What you should do
Give the listing again in full, exactly as written.
* BEGIN Information provided *
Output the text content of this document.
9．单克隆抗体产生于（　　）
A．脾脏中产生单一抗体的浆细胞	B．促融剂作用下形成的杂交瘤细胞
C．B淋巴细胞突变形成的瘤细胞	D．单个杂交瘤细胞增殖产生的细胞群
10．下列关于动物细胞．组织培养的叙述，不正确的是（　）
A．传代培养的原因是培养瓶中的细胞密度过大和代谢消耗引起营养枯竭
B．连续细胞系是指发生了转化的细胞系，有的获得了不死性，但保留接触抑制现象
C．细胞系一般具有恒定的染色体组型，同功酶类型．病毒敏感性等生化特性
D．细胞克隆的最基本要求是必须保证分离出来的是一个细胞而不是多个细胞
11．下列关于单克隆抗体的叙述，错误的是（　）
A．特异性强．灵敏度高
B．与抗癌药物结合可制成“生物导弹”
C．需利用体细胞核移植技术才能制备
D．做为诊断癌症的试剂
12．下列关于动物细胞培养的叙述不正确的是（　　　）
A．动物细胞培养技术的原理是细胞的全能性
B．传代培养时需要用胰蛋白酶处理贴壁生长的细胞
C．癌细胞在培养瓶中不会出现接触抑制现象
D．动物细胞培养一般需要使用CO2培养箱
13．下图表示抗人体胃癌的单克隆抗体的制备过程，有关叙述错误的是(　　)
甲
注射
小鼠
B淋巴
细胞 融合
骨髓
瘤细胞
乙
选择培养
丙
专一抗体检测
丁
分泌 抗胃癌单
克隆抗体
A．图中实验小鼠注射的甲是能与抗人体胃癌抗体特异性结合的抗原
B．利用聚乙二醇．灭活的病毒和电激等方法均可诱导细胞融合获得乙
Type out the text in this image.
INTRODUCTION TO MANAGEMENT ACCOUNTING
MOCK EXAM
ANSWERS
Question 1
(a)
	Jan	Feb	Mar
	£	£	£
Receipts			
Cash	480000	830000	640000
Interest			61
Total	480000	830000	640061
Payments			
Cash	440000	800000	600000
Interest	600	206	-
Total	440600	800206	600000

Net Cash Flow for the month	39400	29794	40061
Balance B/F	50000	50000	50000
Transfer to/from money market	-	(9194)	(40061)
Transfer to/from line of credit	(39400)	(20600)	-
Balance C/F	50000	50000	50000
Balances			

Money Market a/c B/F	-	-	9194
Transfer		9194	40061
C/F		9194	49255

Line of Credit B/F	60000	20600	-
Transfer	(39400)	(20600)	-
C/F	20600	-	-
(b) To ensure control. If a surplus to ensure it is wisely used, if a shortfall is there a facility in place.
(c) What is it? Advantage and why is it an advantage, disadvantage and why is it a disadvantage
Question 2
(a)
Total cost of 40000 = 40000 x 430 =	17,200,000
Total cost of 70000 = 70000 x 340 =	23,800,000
* END Information provided *
Exercise solution
Output the text content of this document.
9．单克隆抗体产生于（　　）
A．脾脏中产生单一抗体的浆细胞	B．促融剂作用下形成的杂交瘤细胞
C．B淋巴细胞突变形成的瘤细胞	D．单个杂交瘤细胞增殖产生的细胞群
10．下列关于动物细胞．组织培养的叙述，不正确的是（　）
A．传代培养的原因是培养瓶中的细胞密度过大和代谢消耗引起营养枯竭
B．连续细胞系是指发生了转化的细胞系，有的获得了不死性，但保留接触抑制现象
C．细胞系一般具有恒定的染色体组型，同功酶类型．病毒敏感性等生化特性
D．细胞克隆的最基本要求是必须保证分离出来的是一个细胞而不是多个细胞
11．下列关于单克隆抗体的叙述，错误的是（　）
A．特异性强．灵敏度高
B．与抗癌药物结合可制成“生物导弹”
C．需利用体细胞核移植技术才能制备
D．做为诊断癌症的试剂
12．下列关于动物细胞培养的叙述不正确的是（　　　）
A．动物细胞培养技术的原理是细胞的全能性
B．传代培养时需要用胰蛋白酶处理贴壁生长的细胞
C．癌细胞在培养瓶中不会出现接触抑制现象
D．动物细胞培养一般需要使用CO2培养箱
13．下图表示抗人体胃癌的单克隆抗体的制备过程，有关叙述错误的是(　　)
甲
注射
小鼠
B淋巴
细胞 融合
骨髓
瘤细胞
乙
选择培养
丙
专一抗体检测
丁
分泌 抗胃癌单
克隆抗体
A．图中实验小鼠注射的甲是能与抗人体胃癌抗体特异性结合的抗原
B．利用聚乙二醇．灭活的病毒和电激等方法均可诱导细胞融合获得乙
Type out the text in this image.
INTRODUCTION TO MANAGEMENT ACCOUNTING
MOCK EXAM
ANSWERS
Question 1
(a)
	Jan	Feb	Mar
	£	£	£
Receipts			
Cash	480000	830000	640000
Interest			61
Total	480000	830000	640061
Payments			
Cash	440000	800000	600000
Interest	600	206	-
Total	440600	800206	600000

Net Cash Flow for the month	39400	29794	40061
Balance B/F	50000	50000	50000
Transfer to/from money market	-	(9194)	(40061)
Transfer to/from line of credit	(39400)	(20600)	-
Balance C/F	50000	50000	50000
Balances			

Money Market a/c B/F	-	-	9194
Transfer		9194	40061
C/F		9194	49255

Line of Credit B/F	60000	20600	-
Transfer	(39400)	(20600)	-
C/F	20600	-	-
(b) To ensure control. If a surplus to ensure it is wisely used, if a shortfall is there a facility in place.
(c) What is it? Advantage and why is it an advantage, disadvantage and why is it a disadvantage
Question 2
(a)
Total cost of 40000 = 40000 x 430 =	17,200,000
Total cost of 70000 = 70000 x 340 =	23,800,000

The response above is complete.